Dataset extract:
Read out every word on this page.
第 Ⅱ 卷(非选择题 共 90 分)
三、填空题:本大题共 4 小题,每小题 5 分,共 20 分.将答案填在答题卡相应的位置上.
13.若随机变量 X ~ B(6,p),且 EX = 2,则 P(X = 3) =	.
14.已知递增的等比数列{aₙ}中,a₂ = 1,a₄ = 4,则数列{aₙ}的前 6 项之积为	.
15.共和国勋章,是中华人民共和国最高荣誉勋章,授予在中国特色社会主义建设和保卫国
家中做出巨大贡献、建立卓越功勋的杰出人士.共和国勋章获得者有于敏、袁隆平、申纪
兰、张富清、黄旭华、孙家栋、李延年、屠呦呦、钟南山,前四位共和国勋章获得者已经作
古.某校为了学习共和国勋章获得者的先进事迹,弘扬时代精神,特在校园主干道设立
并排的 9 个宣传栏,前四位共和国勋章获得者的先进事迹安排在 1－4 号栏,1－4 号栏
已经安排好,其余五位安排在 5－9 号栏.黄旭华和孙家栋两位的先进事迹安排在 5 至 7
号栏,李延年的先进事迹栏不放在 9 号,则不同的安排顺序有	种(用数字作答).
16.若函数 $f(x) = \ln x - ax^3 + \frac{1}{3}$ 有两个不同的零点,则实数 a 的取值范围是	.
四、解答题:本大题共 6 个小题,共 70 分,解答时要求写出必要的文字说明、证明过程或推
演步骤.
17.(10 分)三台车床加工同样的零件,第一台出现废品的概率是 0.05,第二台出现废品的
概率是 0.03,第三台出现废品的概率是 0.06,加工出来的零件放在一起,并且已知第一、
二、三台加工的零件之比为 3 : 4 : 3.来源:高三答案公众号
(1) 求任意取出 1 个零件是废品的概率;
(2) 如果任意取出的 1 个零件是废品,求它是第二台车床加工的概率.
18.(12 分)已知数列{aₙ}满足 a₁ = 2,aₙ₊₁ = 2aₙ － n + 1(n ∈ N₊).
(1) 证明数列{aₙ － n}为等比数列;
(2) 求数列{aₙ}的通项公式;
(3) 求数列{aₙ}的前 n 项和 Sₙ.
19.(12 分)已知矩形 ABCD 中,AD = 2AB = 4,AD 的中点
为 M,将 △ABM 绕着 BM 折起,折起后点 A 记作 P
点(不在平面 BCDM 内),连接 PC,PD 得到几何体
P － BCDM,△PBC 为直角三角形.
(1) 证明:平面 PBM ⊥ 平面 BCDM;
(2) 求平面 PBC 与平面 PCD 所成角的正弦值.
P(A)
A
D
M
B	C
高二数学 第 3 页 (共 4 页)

Exercise details:
Make an exact copy of every line in the data.

Task response:
Read out every word on this page.
第 Ⅱ 卷(非选择题 共 90 分)
三、填空题:本大题共 4 小题,每小题 5 分,共 20 分.将答案填在答题卡相应的位置上.
13.若随机变量 X ~ B(6,p),且 EX = 2,则 P(X = 3) =	.
14.已知递增的等比数列{aₙ}中,a₂ = 1,a₄ = 4,则数列{aₙ}的前 6 项之积为	.
15.共和国勋章,是中华人民共和国最高荣誉勋章,授予在中国特色社会主义建设和保卫国
家中做出巨大贡献、建立卓越功勋的杰出人士.共和国勋章获得者有于敏、袁隆平、申纪
兰、张富清、黄旭华、孙家栋、李延年、屠呦呦、钟南山,前四位共和国勋章获得者已经作
古.某校为了学习共和国勋章获得者的先进事迹,弘扬时代精神,特在校园主干道设立
并排的 9 个宣传栏,前四位共和国勋章获得者的先进事迹安排在 1－4 号栏,1－4 号栏
已经安排好,其余五位安排在 5－9 号栏.黄旭华和孙家栋两位的先进事迹安排在 5 至 7
号栏,李延年的先进事迹栏不放在 9 号,则不同的安排顺序有	种(用数字作答).
16.若函数 $f(x) = \ln x - ax^3 + \frac{1}{3}$ 有两个不同的零点,则实数 a 的取值范围是	.
四、解答题:本大题共 6 个小题,共 70 分,解答时要求写出必要的文字说明、证明过程或推
演步骤.
17.(10 分)三台车床加工同样的零件,第一台出现废品的概率是 0.05,第二台出现废品的
概率是 0.03,第三台出现废品的概率是 0.06,加工出来的零件放在一起,并且已知第一、
二、三台加工的零件之比为 3 : 4 : 3.来源:高三答案公众号
(1) 求任意取出 1 个零件是废品的概率;
(2) 如果任意取出的 1 个零件是废品,求它是第二台车床加工的概率.
18.(12 分)已知数列{aₙ}满足 a₁ = 2,aₙ₊₁ = 2aₙ － n + 1(n ∈ N₊).
(1) 证明数列{aₙ － n}为等比数列;
(2) 求数列{aₙ}的通项公式;
(3) 求数列{aₙ}的前 n 项和 Sₙ.
19.(12 分)已知矩形 ABCD 中,AD = 2AB = 4,AD 的中点
为 M,将 △ABM 绕着 BM 折起,折起后点 A 记作 P
点(不在平面 BCDM 内),连接 PC,PD 得到几何体
P － BCDM,△PBC 为直角三角形.
(1) 证明:平面 PBM ⊥ 平面 BCDM;
(2) 求平面 PBC 与平面 PCD 所成角的正弦值.
P(A)
A
D
M
B	C
高二数学 第 3 页 (共 4 页)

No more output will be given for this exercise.